[SET EXERCISE]
In this exercise, return only the lines that run from the line with "Output the text content of this document." to the end of the entries below, both included. Pictures are not copied.

Rows from a dataset
#####
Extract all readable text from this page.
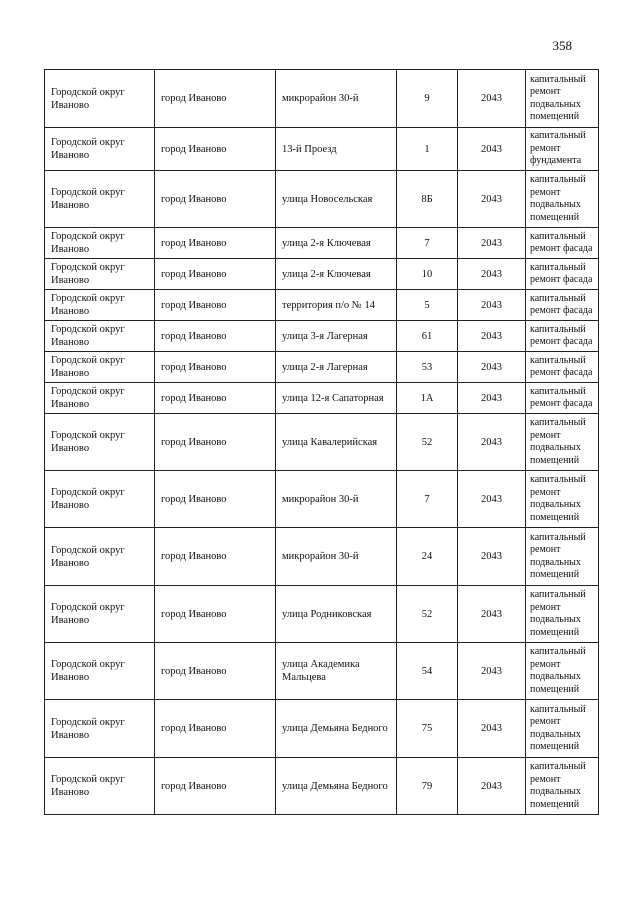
358
Городской округ Иваново	город Иваново	микрорайон 30-й	9	2043	капитальный ремонт подвальных помещений
Городской округ Иваново	город Иваново	13-й Проезд	1	2043	капитальный ремонт фундамента
Городской округ Иваново	город Иваново	улица Новосельская	8Б	2043	капитальный ремонт подвальных помещений
Городской округ Иваново	город Иваново	улица 2-я Ключевая	7	2043	капитальный ремонт фасада
Городской округ Иваново	город Иваново	улица 2-я Ключевая	10	2043	капитальный ремонт фасада
Городской округ Иваново	город Иваново	территория п/о № 14	5	2043	капитальный ремонт фасада
Городской округ Иваново	город Иваново	улица 3-я Лагерная	61	2043	капитальный ремонт фасада
Городской округ Иваново	город Иваново	улица 2-я Лагерная	53	2043	капитальный ремонт фасада
Городской округ Иваново	город Иваново	улица 12-я Сапаторная	1А	2043	капитальный ремонт фасада
Городской округ Иваново	город Иваново	улица Кавалерийская	52	2043	капитальный ремонт подвальных помещений
Городской округ Иваново	город Иваново	микрорайон 30-й	7	2043	капитальный ремонт подвальных помещений
Городской округ Иваново	город Иваново	микрорайон 30-й	24	2043	капитальный ремонт подвальных помещений
Городской округ Иваново	город Иваново	улица Родниковская	52	2043	капитальный ремонт подвальных помещений
Городской округ Иваново	город Иваново	улица Академика Мальцева	54	2043	капитальный ремонт подвальных помещений
Городской округ Иваново	город Иваново	улица Демьяна Бедного	75	2043	капитальный ремонт подвальных помещений
Городской округ Иваново	город Иваново	улица Демьяна Бедного	79	2043	капитальный ремонт подвальных помещений
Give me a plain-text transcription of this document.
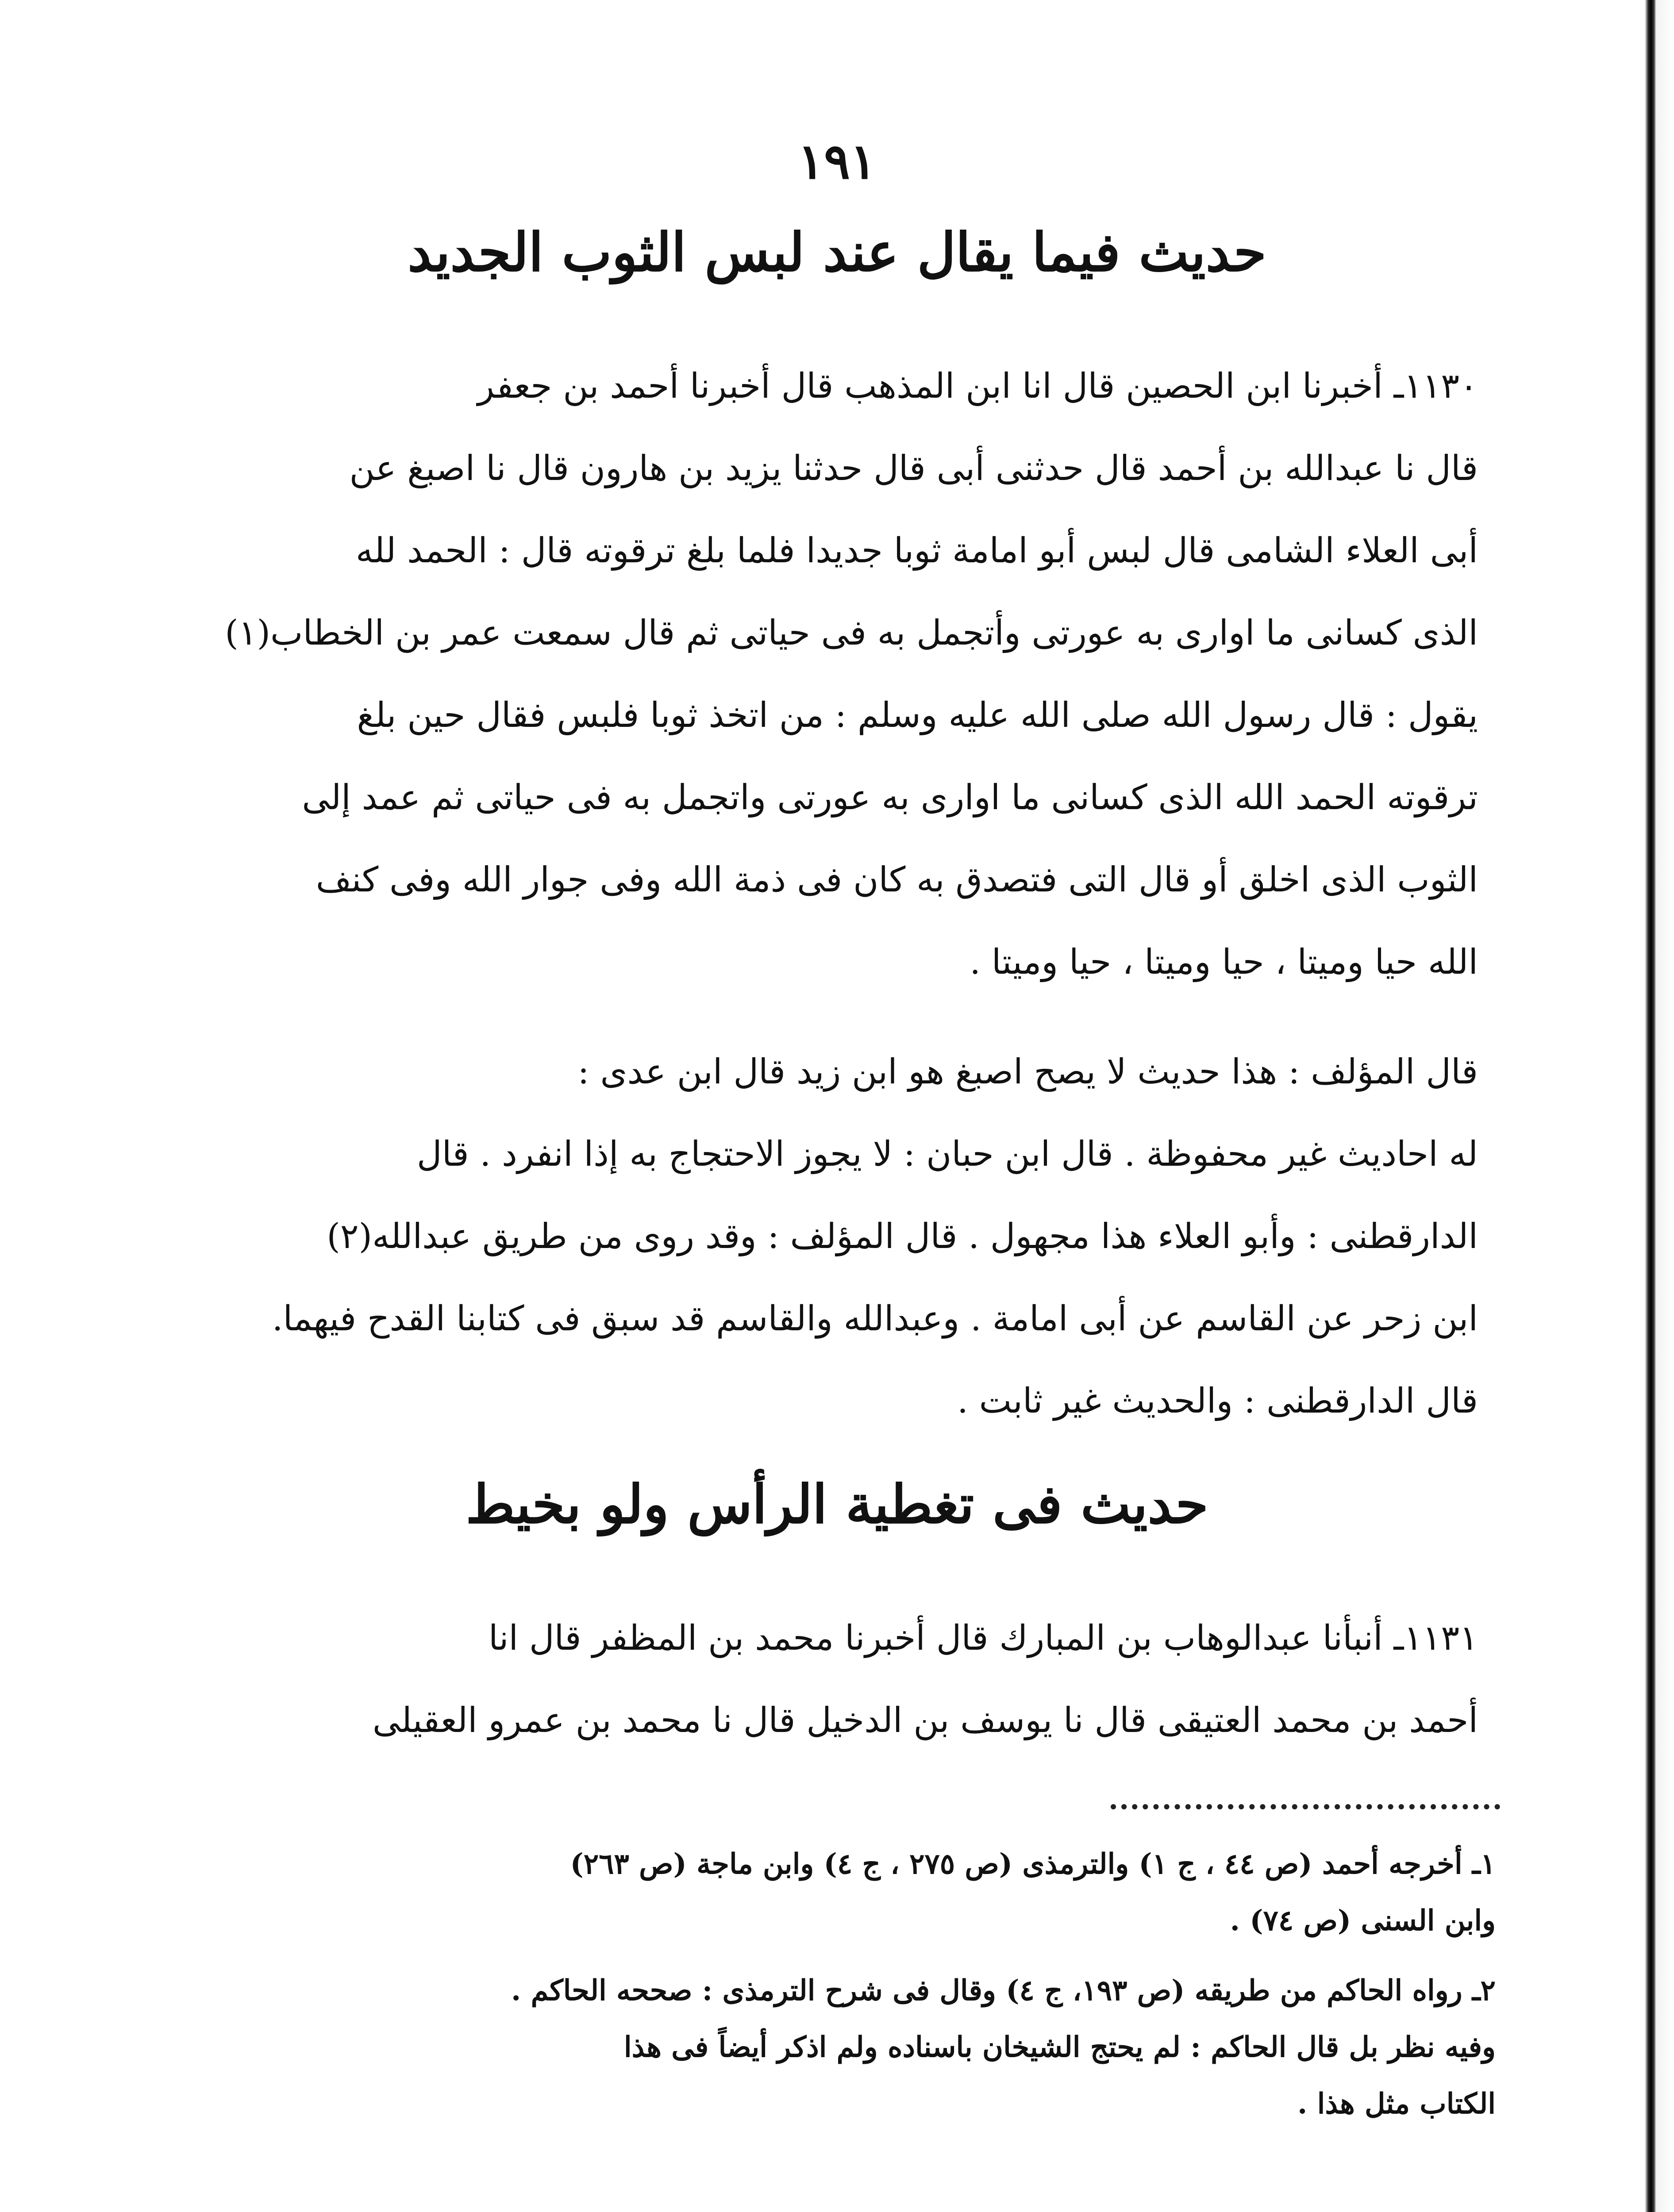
١٩١
حديث فيما يقال عند لبس الثوب الجديد
١١٣٠ـ أخبرنا ابن الحصين قال انا ابن المذهب قال أخبرنا أحمد بن جعفر
قال نا عبدالله بن أحمد قال حدثنى أبى قال حدثنا يزيد بن هارون قال نا اصبغ عن
أبى العلاء الشامى قال لبس أبو امامة ثوبا جديدا فلما بلغ ترقوته قال : الحمد لله
الذى كسانى ما اوارى به عورتى وأتجمل به فى حياتى ثم قال سمعت عمر بن الخطاب(١)
يقول : قال رسول الله صلى الله عليه وسلم : من اتخذ ثوبا فلبس فقال حين بلغ
ترقوته الحمد الله الذى كسانى ما اوارى به عورتى واتجمل به فى حياتى ثم عمد إلى
الثوب الذى اخلق أو قال التى فتصدق به كان فى ذمة الله وفى جوار الله وفى كنف
الله حيا وميتا ، حيا وميتا ، حيا وميتا .
قال المؤلف : هذا حديث لا يصح اصبغ هو ابن زيد قال ابن عدى :
له احاديث غير محفوظة . قال ابن حبان : لا يجوز الاحتجاج به إذا انفرد . قال
الدارقطنى : وأبو العلاء هذا مجهول . قال المؤلف : وقد روى من طريق عبدالله(٢)
ابن زحر عن القاسم عن أبى امامة . وعبدالله والقاسم قد سبق فى كتابنا القدح فيهما.
قال الدارقطنى : والحديث غير ثابت .
حديث فى تغطية الرأس ولو بخيط
١١٣١ـ أنبأنا عبدالوهاب بن المبارك قال أخبرنا محمد بن المظفر قال انا
أحمد بن محمد العتيقى قال نا يوسف بن الدخيل قال نا محمد بن عمرو العقيلى
١ـ أخرجه أحمد (ص ٤٤ ، ج ١) والترمذى (ص ٢٧٥ ، ج ٤) وابن ماجة (ص ٢٦٣)
وابن السنى (ص ٧٤) .
٢ـ رواه الحاكم من طريقه (ص ١٩٣، ج ٤) وقال فى شرح الترمذى : صححه الحاكم .
وفيه نظر بل قال الحاكم : لم يحتج الشيخان باسناده ولم اذكر أيضاً فى هذا
الكتاب مثل هذا .
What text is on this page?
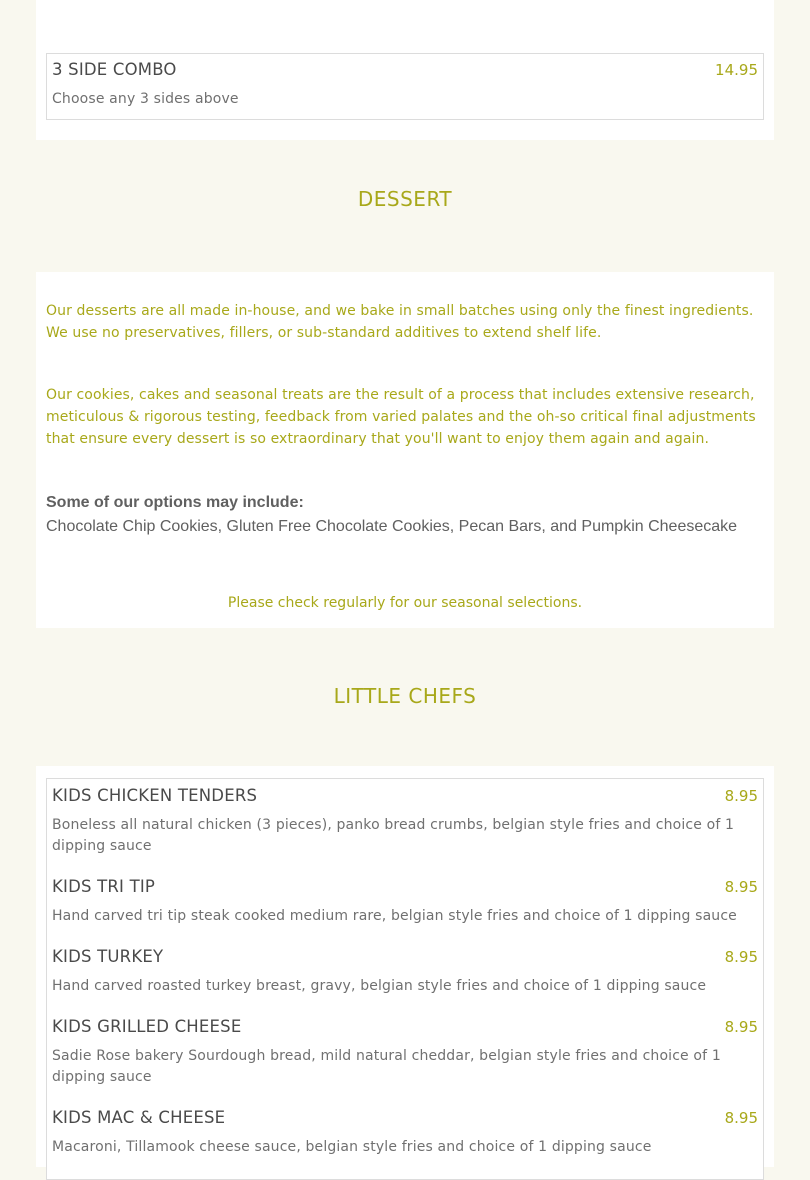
3 SIDE COMBO	14.95
Choose any 3 sides above
DESSERT
Our desserts are all made in-house, and we bake in small batches using only the finest ingredients. We use no preservatives, fillers, or sub-standard additives to extend shelf life.
Our cookies, cakes and seasonal treats are the result of a process that includes extensive research, meticulous & rigorous testing, feedback from varied palates and the oh-so critical final adjustments that ensure every dessert is so extraordinary that you'll want to enjoy them again and again.
Some of our options may include:
Chocolate Chip Cookies, Gluten Free Chocolate Cookies, Pecan Bars, and Pumpkin Cheesecake
Please check regularly for our seasonal selections.
LITTLE CHEFS
KIDS CHICKEN TENDERS	8.95
Boneless all natural chicken (3 pieces), panko bread crumbs, belgian style fries and choice of 1 dipping sauce
KIDS TRI TIP	8.95
Hand carved tri tip steak cooked medium rare, belgian style fries and choice of 1 dipping sauce
KIDS TURKEY	8.95
Hand carved roasted turkey breast, gravy, belgian style fries and choice of 1 dipping sauce
KIDS GRILLED CHEESE	8.95
Sadie Rose bakery Sourdough bread, mild natural cheddar, belgian style fries and choice of 1 dipping sauce
KIDS MAC & CHEESE	8.95
Macaroni, Tillamook cheese sauce, belgian style fries and choice of 1 dipping sauce
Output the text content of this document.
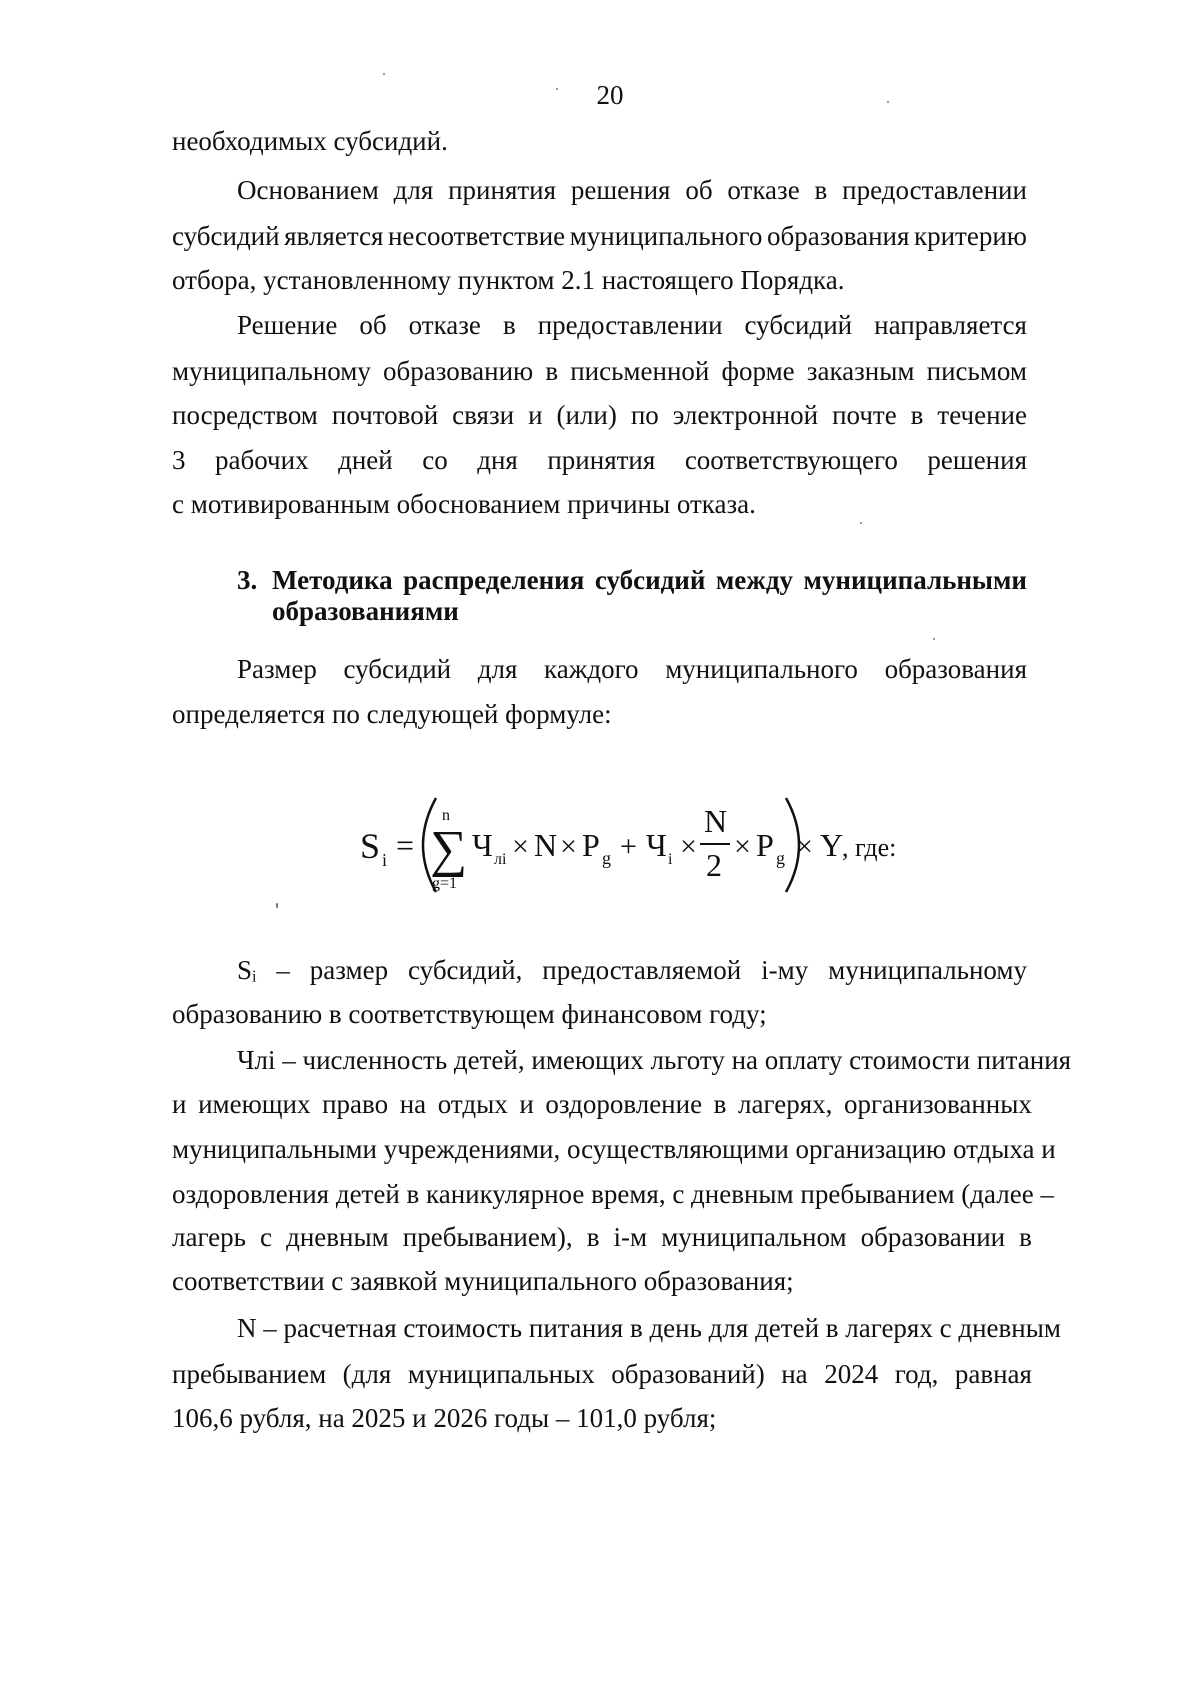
20
необходимых субсидий.
Основанием для принятия решения об отказе в предоставлении
субсидий является несоответствие муниципального образования критерию
отбора, установленному пунктом 2.1 настоящего Порядка.
Решение об отказе в предоставлении субсидий направляется
муниципальному образованию в письменной форме заказным письмом
посредством почтовой связи и (или) по электронной почте в течение
3 рабочих дней со дня принятия соответствующего решения
с мотивированным обоснованием причины отказа.
3. Методика распределения субсидий между муниципальными
образованиями
Размер субсидий для каждого муниципального образования
определяется по следующей формуле:
S i =
n
∑
g=1
Ч лi × N × P g + Ч i ×
N
2
× P g × Y
, где:
Sᵢ – размер субсидий, предоставляемой i-му муниципальному
образованию в соответствующем финансовом году;
Члi – численность детей, имеющих льготу на оплату стоимости питания
и имеющих право на отдых и оздоровление в лагерях, организованных
муниципальными учреждениями, осуществляющими организацию отдыха и
оздоровления детей в каникулярное время, с дневным пребыванием (далее –
лагерь с дневным пребыванием), в i-м муниципальном образовании в
соответствии с заявкой муниципального образования;
N – расчетная стоимость питания в день для детей в лагерях с дневным
пребыванием (для муниципальных образований) на 2024 год, равная
106,6 рубля, на 2025 и 2026 годы – 101,0 рубля;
#####
[REPLY TO THE TASK]
Output the text content of this document.
20
необходимых субсидий.
Основанием для принятия решения об отказе в предоставлении
субсидий является несоответствие муниципального образования критерию
отбора, установленному пунктом 2.1 настоящего Порядка.
Решение об отказе в предоставлении субсидий направляется
муниципальному образованию в письменной форме заказным письмом
посредством почтовой связи и (или) по электронной почте в течение
3 рабочих дней со дня принятия соответствующего решения
с мотивированным обоснованием причины отказа.
3. Методика распределения субсидий между муниципальными
образованиями
Размер субсидий для каждого муниципального образования
определяется по следующей формуле:
S i =
n
∑
g=1
Ч лi × N × P g + Ч i ×
N
2
× P g × Y
, где:
Sᵢ – размер субсидий, предоставляемой i-му муниципальному
образованию в соответствующем финансовом году;
Члi – численность детей, имеющих льготу на оплату стоимости питания
и имеющих право на отдых и оздоровление в лагерях, организованных
муниципальными учреждениями, осуществляющими организацию отдыха и
оздоровления детей в каникулярное время, с дневным пребыванием (далее –
лагерь с дневным пребыванием), в i-м муниципальном образовании в
соответствии с заявкой муниципального образования;
N – расчетная стоимость питания в день для детей в лагерях с дневным
пребыванием (для муниципальных образований) на 2024 год, равная
106,6 рубля, на 2025 и 2026 годы – 101,0 рубля;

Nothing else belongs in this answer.